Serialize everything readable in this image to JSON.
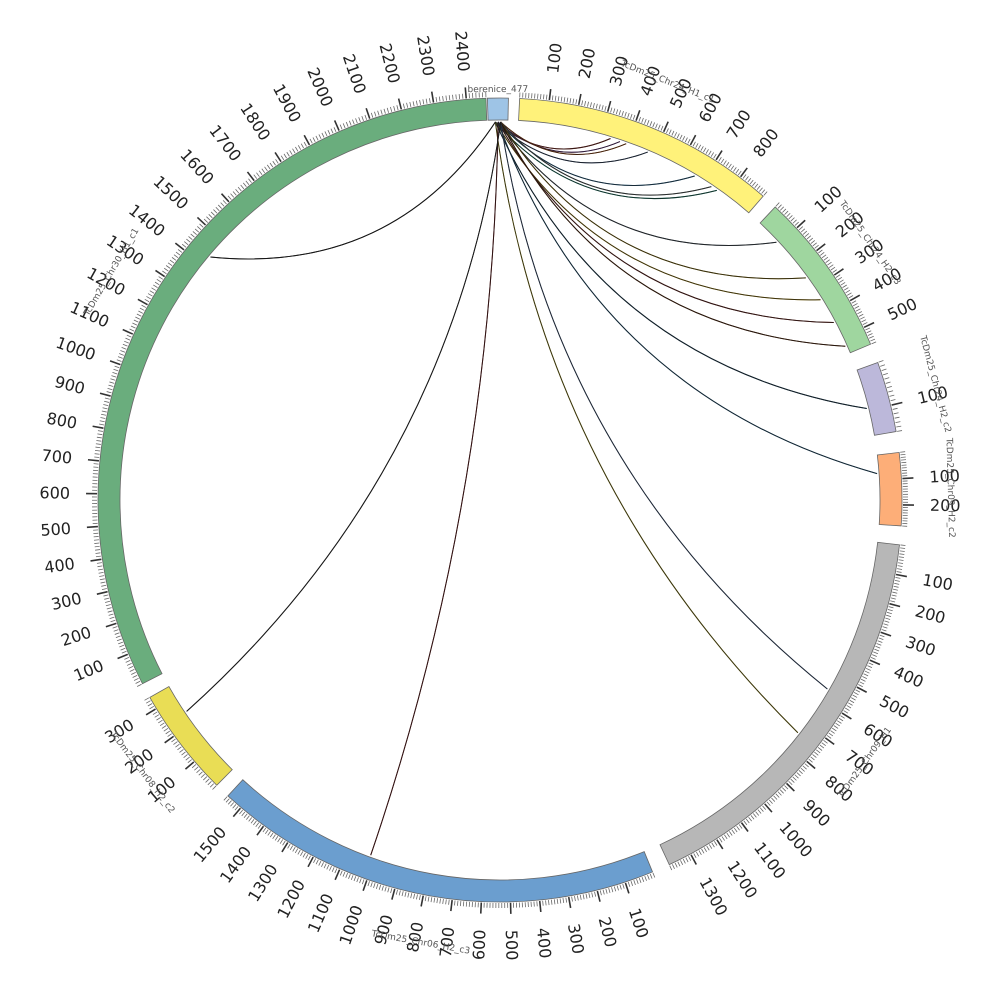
{
  "chart_data": {
    "type": "chord",
    "title": "",
    "segments": [
      {
        "name": "berenice_477",
        "color": "#9ec4e6",
        "start_angle": -1.8,
        "end_angle": 1.2,
        "length": 8,
        "tick_labels": []
      },
      {
        "name": "TcDm25_Chr24_H1_c1",
        "color": "#fff27a",
        "start_angle": 2.8,
        "end_angle": 40.9,
        "length": 900,
        "tick_labels": [
          100,
          200,
          300,
          400,
          500,
          600,
          700,
          800
        ]
      },
      {
        "name": "TcDm25_Chr24_H2_c3",
        "color": "#9fd69f",
        "start_angle": 43.2,
        "end_angle": 67.2,
        "length": 560,
        "tick_labels": [
          100,
          200,
          300,
          400,
          500
        ]
      },
      {
        "name": "TcDm25_Chr24_H2_c2",
        "color": "#bcb8da",
        "start_angle": 70.0,
        "end_angle": 80.2,
        "length": 160,
        "tick_labels": [
          100
        ]
      },
      {
        "name": "TcDm25_Chr09_H2_c2",
        "color": "#fdae78",
        "start_angle": 83.2,
        "end_angle": 93.7,
        "length": 280,
        "tick_labels": [
          100,
          200
        ]
      },
      {
        "name": "TcDm25_Chr09_H1",
        "color": "#b7b7b7",
        "start_angle": 96.4,
        "end_angle": 155.1,
        "length": 1380,
        "tick_labels": [
          100,
          200,
          300,
          400,
          500,
          600,
          700,
          800,
          900,
          1000,
          1100,
          1200,
          1300
        ]
      },
      {
        "name": "TcDm25_Chr06_H2_c3",
        "color": "#6b9ecf",
        "start_angle": 157.7,
        "end_angle": 222.6,
        "length": 1560,
        "tick_labels": [
          100,
          200,
          300,
          400,
          500,
          600,
          700,
          800,
          900,
          1000,
          1100,
          1200,
          1300,
          1400,
          1500
        ]
      },
      {
        "name": "TcDm25_Chr08_H2_c2",
        "color": "#e9dd55",
        "start_angle": 224.8,
        "end_angle": 240.6,
        "length": 340,
        "tick_labels": [
          100,
          200,
          300
        ]
      },
      {
        "name": "TcDm25_Chr30_H1_c1",
        "color": "#6aad7d",
        "start_angle": 242.8,
        "end_angle": 358.0,
        "length": 2460,
        "tick_labels": [
          100,
          200,
          300,
          400,
          500,
          600,
          700,
          800,
          900,
          1000,
          1100,
          1200,
          1300,
          1400,
          1500,
          1600,
          1700,
          1800,
          1900,
          2000,
          2100,
          2200,
          2300,
          2400
        ]
      }
    ],
    "links": [
      {
        "to_angle": 17,
        "color": "#c0392b"
      },
      {
        "to_angle": 18.5,
        "color": "#8e44ad"
      },
      {
        "to_angle": 19.5,
        "color": "#d35400"
      },
      {
        "to_angle": 23,
        "color": "#3c5a8a"
      },
      {
        "to_angle": 31,
        "color": "#2e86c1"
      },
      {
        "to_angle": 34,
        "color": "#7f8c8d"
      },
      {
        "to_angle": 35,
        "color": "#17a589"
      },
      {
        "to_angle": 47,
        "color": "#5d6d7e"
      },
      {
        "to_angle": 54,
        "color": "#b7950b"
      },
      {
        "to_angle": 58,
        "color": "#d4ac0d"
      },
      {
        "to_angle": 62,
        "color": "#922b21"
      },
      {
        "to_angle": 66,
        "color": "#6e2c00"
      },
      {
        "to_angle": 76,
        "color": "#1b4f72"
      },
      {
        "to_angle": 86,
        "color": "#2874a6"
      },
      {
        "to_angle": 120,
        "color": "#5b7db1"
      },
      {
        "to_angle": 128,
        "color": "#c9b71c"
      },
      {
        "to_angle": 200,
        "color": "#8b1a1a"
      },
      {
        "to_angle": 236,
        "color": "#333333"
      },
      {
        "to_angle": 310,
        "color": "#222222"
      }
    ]
  }
}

OBJECTIVE – Quote the material in full and exactly; do not carry over its pictures.

RESULT BELOW –
Serialize everything readable in this image to JSON.
{
  "chart_data": {
    "type": "chord",
    "title": "",
    "segments": [
      {
        "name": "berenice_477",
        "color": "#9ec4e6",
        "start_angle": -1.8,
        "end_angle": 1.2,
        "length": 8,
        "tick_labels": []
      },
      {
        "name": "TcDm25_Chr24_H1_c1",
        "color": "#fff27a",
        "start_angle": 2.8,
        "end_angle": 40.9,
        "length": 900,
        "tick_labels": [
          100,
          200,
          300,
          400,
          500,
          600,
          700,
          800
        ]
      },
      {
        "name": "TcDm25_Chr24_H2_c3",
        "color": "#9fd69f",
        "start_angle": 43.2,
        "end_angle": 67.2,
        "length": 560,
        "tick_labels": [
          100,
          200,
          300,
          400,
          500
        ]
      },
      {
        "name": "TcDm25_Chr24_H2_c2",
        "color": "#bcb8da",
        "start_angle": 70.0,
        "end_angle": 80.2,
        "length": 160,
        "tick_labels": [
          100
        ]
      },
      {
        "name": "TcDm25_Chr09_H2_c2",
        "color": "#fdae78",
        "start_angle": 83.2,
        "end_angle": 93.7,
        "length": 280,
        "tick_labels": [
          100,
          200
        ]
      },
      {
        "name": "TcDm25_Chr09_H1",
        "color": "#b7b7b7",
        "start_angle": 96.4,
        "end_angle": 155.1,
        "length": 1380,
        "tick_labels": [
          100,
          200,
          300,
          400,
          500,
          600,
          700,
          800,
          900,
          1000,
          1100,
          1200,
          1300
        ]
      },
      {
        "name": "TcDm25_Chr06_H2_c3",
        "color": "#6b9ecf",
        "start_angle": 157.7,
        "end_angle": 222.6,
        "length": 1560,
        "tick_labels": [
          100,
          200,
          300,
          400,
          500,
          600,
          700,
          800,
          900,
          1000,
          1100,
          1200,
          1300,
          1400,
          1500
        ]
      },
      {
        "name": "TcDm25_Chr08_H2_c2",
        "color": "#e9dd55",
        "start_angle": 224.8,
        "end_angle": 240.6,
        "length": 340,
        "tick_labels": [
          100,
          200,
          300
        ]
      },
      {
        "name": "TcDm25_Chr30_H1_c1",
        "color": "#6aad7d",
        "start_angle": 242.8,
        "end_angle": 358.0,
        "length": 2460,
        "tick_labels": [
          100,
          200,
          300,
          400,
          500,
          600,
          700,
          800,
          900,
          1000,
          1100,
          1200,
          1300,
          1400,
          1500,
          1600,
          1700,
          1800,
          1900,
          2000,
          2100,
          2200,
          2300,
          2400
        ]
      }
    ],
    "links": [
      {
        "to_angle": 17,
        "color": "#c0392b"
      },
      {
        "to_angle": 18.5,
        "color": "#8e44ad"
      },
      {
        "to_angle": 19.5,
        "color": "#d35400"
      },
      {
        "to_angle": 23,
        "color": "#3c5a8a"
      },
      {
        "to_angle": 31,
        "color": "#2e86c1"
      },
      {
        "to_angle": 34,
        "color": "#7f8c8d"
      },
      {
        "to_angle": 35,
        "color": "#17a589"
      },
      {
        "to_angle": 47,
        "color": "#5d6d7e"
      },
      {
        "to_angle": 54,
        "color": "#b7950b"
      },
      {
        "to_angle": 58,
        "color": "#d4ac0d"
      },
      {
        "to_angle": 62,
        "color": "#922b21"
      },
      {
        "to_angle": 66,
        "color": "#6e2c00"
      },
      {
        "to_angle": 76,
        "color": "#1b4f72"
      },
      {
        "to_angle": 86,
        "color": "#2874a6"
      },
      {
        "to_angle": 120,
        "color": "#5b7db1"
      },
      {
        "to_angle": 128,
        "color": "#c9b71c"
      },
      {
        "to_angle": 200,
        "color": "#8b1a1a"
      },
      {
        "to_angle": 236,
        "color": "#333333"
      },
      {
        "to_angle": 310,
        "color": "#222222"
      }
    ]
  }
}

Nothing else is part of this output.